TAREFAS PROPOSTAS:
(A) Copie do trecho sobre inteligência abaixo a parte que começa em "Nesse contexto nasceu" e termina em "da entrevista clínica.".
(B) No trecho sobre inteligência abaixo, por volta de que época estudos mostraram que os melhores trabalhos não ficavam necessariamente com as pessoas de maior inteligência abstrata?

TRECHO SELECIONADO:
((

Nesse contexto nasceu o QI, um conceito revolucionário inventado por psicólogos que enfrentaram o desafio de classificar as pessoas, primeiro para avaliar os transtornos mentais e, depois, com fins educativos, a partir da nova onda de escolarização na Europa, com o objetivo de padronizar os testes com critérios objetivos, ao contrário da entrevista clínica.
“Por volta dos anos 70, alguns estudos mostraram que não havia garantias de que as pessoas que obtinham os melhores trabalhos fossem aquelas que tinham maior inteligência abstrata. A partir daí, a complexidade do mundo do trabalho não está vinculada tanto a tarefas cognitivas, mas às relacionadas com a gestão das próprias emoções, estresse, ansiedade e capacidade de regular as interações sociais em relação com as pessoas. O que marca a diferença de uma pessoa brilhante no local de trabalho não é sua inteligência clássica, mas esse extra que se refere a outro tipo de inteligência”, diz Fernández-Berrocal.
No entanto, a popularidade das escalas de inteligência de especialistas como Binet e Wechsel, nomes de referência na medição do QI em nível mundial, ainda é difícil de superar. Trabalhos de psicólogos como Robert J. Sternberg, um dos impulsionadores, há três décadas da inteligência prática ou aplicada, ou Howard Gardner, que dinamitou a teoria da inteligência única com as inteligências múltiplas (linguística, inter e intrapessoal, musical, espacial, naturalista, corporal, além da lógico-matemática) ainda não chegou a ser aplicada como corrente majoritária nas escolas.
“Os alunos que estão bem adaptados ao sistema escolar são aqueles com uma inteligência numérica e lógico-matemática alta. Ao resto, que pode ter outra inteligência, custa muito trabalho se adaptar. A escola continua trabalhando hoje com um modelo. Existem pessoas muito inteligentes que não são especialmente brilhantes nos aspectos lógico-matemáticos e não conseguem se adaptar, desperdiçando seu potencial artístico, linguístico ou de relações sociais, a escola se transforma para eles em um martírio “, observa o psicólogo.

))

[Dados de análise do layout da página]
((

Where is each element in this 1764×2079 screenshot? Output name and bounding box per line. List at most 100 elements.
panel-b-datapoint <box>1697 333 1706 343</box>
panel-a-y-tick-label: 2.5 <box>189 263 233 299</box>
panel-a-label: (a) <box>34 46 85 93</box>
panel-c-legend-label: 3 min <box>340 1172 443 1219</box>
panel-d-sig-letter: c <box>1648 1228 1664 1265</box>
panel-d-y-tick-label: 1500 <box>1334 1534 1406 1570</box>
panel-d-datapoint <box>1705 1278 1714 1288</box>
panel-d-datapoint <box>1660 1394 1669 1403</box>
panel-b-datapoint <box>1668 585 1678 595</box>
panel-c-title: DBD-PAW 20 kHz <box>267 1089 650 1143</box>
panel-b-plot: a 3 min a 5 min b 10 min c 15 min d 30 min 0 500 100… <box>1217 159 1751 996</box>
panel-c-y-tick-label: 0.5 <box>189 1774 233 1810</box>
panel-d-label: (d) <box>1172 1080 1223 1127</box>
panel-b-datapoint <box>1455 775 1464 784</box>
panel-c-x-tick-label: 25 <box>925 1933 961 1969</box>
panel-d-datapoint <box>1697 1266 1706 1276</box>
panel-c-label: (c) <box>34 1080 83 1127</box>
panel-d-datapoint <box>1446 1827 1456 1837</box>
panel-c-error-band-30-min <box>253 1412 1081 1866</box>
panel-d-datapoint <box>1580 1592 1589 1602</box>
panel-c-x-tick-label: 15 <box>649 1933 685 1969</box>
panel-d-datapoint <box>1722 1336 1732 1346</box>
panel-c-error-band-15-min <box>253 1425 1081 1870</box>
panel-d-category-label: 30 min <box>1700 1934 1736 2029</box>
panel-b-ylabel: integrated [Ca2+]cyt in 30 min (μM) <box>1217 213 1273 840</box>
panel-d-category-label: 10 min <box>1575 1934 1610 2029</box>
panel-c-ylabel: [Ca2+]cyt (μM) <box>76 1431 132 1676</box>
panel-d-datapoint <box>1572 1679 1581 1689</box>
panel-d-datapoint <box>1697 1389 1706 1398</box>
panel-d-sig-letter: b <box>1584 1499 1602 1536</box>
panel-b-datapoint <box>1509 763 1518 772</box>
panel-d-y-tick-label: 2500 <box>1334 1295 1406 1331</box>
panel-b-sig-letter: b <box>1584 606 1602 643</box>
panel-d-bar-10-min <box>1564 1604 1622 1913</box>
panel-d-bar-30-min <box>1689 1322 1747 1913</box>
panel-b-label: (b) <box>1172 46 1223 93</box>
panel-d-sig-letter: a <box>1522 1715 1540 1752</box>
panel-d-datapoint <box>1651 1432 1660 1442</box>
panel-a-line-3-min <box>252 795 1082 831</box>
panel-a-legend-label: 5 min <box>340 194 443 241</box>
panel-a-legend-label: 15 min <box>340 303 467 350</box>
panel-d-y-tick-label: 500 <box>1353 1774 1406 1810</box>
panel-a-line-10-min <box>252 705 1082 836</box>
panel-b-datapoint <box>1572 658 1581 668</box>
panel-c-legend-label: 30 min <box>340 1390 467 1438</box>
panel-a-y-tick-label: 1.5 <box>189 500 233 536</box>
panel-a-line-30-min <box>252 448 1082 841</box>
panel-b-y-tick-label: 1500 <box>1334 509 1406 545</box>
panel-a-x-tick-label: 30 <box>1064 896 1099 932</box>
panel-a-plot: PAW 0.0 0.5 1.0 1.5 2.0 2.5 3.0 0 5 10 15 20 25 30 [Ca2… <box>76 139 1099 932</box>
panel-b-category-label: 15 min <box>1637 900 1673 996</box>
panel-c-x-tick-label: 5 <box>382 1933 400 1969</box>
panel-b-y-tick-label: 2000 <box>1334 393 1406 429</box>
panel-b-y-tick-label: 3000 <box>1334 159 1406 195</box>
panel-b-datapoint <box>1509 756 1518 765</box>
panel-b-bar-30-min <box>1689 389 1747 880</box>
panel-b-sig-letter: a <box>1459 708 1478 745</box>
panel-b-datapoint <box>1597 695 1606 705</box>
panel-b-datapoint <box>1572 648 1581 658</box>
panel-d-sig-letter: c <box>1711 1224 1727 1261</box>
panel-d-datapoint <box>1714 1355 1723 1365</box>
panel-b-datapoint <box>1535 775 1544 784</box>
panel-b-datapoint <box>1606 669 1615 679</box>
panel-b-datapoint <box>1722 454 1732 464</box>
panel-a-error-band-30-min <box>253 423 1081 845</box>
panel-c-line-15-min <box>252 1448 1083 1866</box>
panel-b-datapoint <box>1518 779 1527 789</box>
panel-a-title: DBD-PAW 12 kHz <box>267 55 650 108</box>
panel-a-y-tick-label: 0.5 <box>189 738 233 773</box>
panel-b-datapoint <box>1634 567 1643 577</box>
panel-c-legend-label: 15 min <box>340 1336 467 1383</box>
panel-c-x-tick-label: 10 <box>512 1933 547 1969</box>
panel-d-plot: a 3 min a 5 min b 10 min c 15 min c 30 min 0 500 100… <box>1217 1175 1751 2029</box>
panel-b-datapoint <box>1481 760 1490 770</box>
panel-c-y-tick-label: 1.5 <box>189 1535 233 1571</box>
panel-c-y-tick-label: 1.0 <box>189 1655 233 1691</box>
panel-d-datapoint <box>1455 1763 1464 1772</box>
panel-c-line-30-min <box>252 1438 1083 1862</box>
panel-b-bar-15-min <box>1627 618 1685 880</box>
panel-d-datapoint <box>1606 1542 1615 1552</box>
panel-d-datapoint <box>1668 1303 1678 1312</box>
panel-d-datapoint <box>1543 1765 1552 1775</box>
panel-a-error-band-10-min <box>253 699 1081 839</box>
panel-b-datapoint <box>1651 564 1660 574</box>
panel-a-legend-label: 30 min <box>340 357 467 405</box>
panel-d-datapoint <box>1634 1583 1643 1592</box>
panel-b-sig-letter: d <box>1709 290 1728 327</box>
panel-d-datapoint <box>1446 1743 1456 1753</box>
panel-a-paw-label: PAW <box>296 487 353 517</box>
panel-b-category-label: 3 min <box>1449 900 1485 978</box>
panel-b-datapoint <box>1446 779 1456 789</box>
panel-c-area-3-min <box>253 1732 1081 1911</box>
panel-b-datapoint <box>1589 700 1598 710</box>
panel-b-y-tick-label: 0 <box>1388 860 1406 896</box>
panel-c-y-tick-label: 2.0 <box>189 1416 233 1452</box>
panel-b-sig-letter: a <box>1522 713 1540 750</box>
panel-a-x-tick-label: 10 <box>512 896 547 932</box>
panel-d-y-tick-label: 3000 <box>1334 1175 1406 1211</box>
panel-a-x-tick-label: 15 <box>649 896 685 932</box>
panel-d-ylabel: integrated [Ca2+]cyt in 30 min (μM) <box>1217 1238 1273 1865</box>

))

RESPOSTAS EM ORDEM:
(A)
Nesse contexto nasceu o QI, um conceito revolucionário inventado por psicólogos que enfrentaram o desafio de classificar as pessoas, primeiro para avaliar os transtornos mentais e, depois, com fins educativos, a partir da nova onda de escolarização na Europa, com o objetivo de padronizar os testes com critérios objetivos, ao contrário da entrevista clínica.

(B) Por volta dos anos 70.